YOUR GOAL: Take the line that has "Output the text content of this document." in it and every line after it to the end of the entries, and reproduce them exactly.

[Records from a data collection]
____________________

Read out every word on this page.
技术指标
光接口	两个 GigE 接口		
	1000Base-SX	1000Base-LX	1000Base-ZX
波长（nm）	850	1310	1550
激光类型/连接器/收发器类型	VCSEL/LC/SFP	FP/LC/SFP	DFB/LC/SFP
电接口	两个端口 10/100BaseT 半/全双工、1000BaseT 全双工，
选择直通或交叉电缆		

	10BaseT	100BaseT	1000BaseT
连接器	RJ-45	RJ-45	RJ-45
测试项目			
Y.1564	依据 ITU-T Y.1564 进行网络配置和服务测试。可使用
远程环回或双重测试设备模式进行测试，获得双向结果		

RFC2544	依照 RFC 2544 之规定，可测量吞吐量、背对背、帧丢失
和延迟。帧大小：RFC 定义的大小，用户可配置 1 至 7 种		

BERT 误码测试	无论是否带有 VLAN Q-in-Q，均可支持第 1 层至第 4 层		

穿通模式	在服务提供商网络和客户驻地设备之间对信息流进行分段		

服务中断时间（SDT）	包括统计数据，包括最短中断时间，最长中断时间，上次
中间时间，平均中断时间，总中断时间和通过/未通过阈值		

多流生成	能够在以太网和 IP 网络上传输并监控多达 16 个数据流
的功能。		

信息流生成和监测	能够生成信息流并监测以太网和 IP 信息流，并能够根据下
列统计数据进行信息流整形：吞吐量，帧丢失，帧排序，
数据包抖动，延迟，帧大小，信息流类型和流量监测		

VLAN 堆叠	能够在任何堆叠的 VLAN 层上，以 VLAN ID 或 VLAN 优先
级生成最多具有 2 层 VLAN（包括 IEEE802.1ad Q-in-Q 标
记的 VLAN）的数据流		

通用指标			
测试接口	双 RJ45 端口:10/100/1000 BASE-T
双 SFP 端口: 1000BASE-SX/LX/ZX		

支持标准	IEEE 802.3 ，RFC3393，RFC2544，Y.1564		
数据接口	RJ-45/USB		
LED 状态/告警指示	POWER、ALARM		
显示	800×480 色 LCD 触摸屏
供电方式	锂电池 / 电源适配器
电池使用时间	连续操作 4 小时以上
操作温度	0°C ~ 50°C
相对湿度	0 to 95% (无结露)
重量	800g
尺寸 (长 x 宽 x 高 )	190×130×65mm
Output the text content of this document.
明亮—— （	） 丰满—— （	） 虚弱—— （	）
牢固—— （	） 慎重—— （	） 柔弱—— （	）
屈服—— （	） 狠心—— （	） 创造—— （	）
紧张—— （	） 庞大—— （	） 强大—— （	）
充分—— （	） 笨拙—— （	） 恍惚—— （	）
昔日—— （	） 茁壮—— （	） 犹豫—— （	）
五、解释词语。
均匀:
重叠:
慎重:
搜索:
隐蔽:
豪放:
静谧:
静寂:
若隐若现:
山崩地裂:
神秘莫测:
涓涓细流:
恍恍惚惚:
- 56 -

____________________

FULL SOLUTION:
Output the text content of this document.
明亮—— （	） 丰满—— （	） 虚弱—— （	）
牢固—— （	） 慎重—— （	） 柔弱—— （	）
屈服—— （	） 狠心—— （	） 创造—— （	）
紧张—— （	） 庞大—— （	） 强大—— （	）
充分—— （	） 笨拙—— （	） 恍惚—— （	）
昔日—— （	） 茁壮—— （	） 犹豫—— （	）
五、解释词语。
均匀:
重叠:
慎重:
搜索:
隐蔽:
豪放:
静谧:
静寂:
若隐若现:
山崩地裂:
神秘莫测:
涓涓细流:
恍恍惚惚:
- 56 -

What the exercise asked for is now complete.